begin Data
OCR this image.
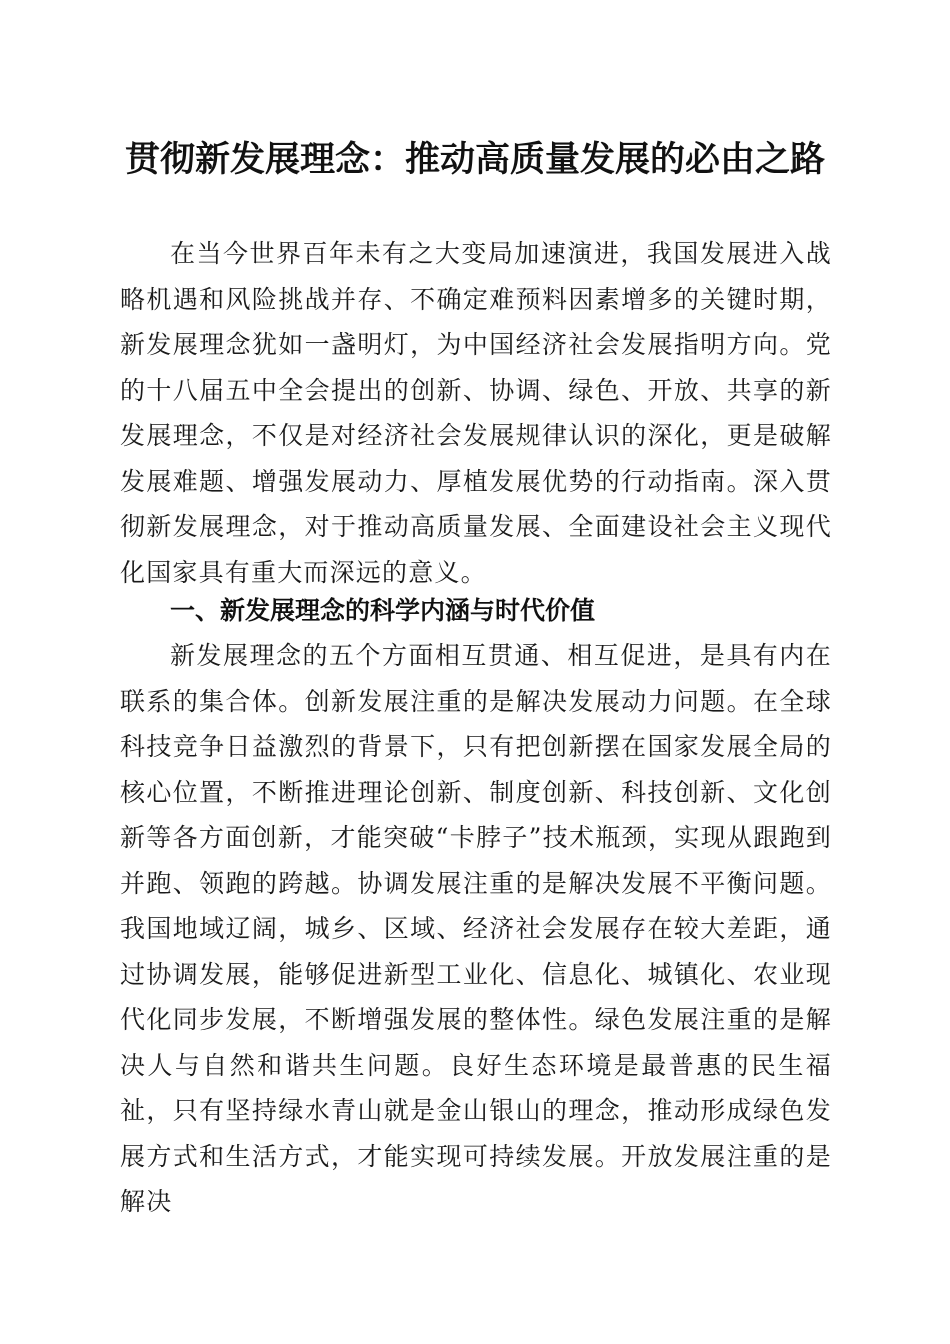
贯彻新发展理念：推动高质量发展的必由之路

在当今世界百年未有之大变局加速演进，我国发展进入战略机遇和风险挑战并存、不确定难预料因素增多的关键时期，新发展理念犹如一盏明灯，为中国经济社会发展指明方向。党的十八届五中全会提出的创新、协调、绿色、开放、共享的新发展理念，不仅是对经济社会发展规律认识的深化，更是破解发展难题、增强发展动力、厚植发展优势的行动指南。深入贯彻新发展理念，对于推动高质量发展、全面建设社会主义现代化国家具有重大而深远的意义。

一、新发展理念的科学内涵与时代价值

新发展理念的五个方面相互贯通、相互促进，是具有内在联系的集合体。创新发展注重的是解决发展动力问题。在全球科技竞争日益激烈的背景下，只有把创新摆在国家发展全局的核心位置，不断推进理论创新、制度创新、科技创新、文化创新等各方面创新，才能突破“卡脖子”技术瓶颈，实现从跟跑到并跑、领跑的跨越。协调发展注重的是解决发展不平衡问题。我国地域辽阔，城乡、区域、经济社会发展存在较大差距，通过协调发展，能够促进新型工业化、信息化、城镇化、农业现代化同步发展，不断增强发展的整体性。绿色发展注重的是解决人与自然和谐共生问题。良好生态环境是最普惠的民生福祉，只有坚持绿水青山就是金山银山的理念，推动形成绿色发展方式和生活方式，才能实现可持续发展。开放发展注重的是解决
end Data
begin Data
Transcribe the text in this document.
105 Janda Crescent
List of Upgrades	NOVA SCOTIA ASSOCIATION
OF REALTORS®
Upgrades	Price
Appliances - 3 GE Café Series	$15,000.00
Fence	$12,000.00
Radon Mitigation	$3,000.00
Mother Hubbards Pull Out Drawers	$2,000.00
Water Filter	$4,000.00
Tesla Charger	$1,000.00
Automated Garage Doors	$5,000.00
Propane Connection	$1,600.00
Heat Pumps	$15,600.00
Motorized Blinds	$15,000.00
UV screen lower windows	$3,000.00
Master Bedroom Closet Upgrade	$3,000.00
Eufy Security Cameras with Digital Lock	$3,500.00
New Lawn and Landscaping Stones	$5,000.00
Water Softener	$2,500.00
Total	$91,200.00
end Data
From the listing above, copy every line that holds the string "Upgrades".

List of Upgrades	NOVA SCOTIA ASSOCIATION
Upgrades	Price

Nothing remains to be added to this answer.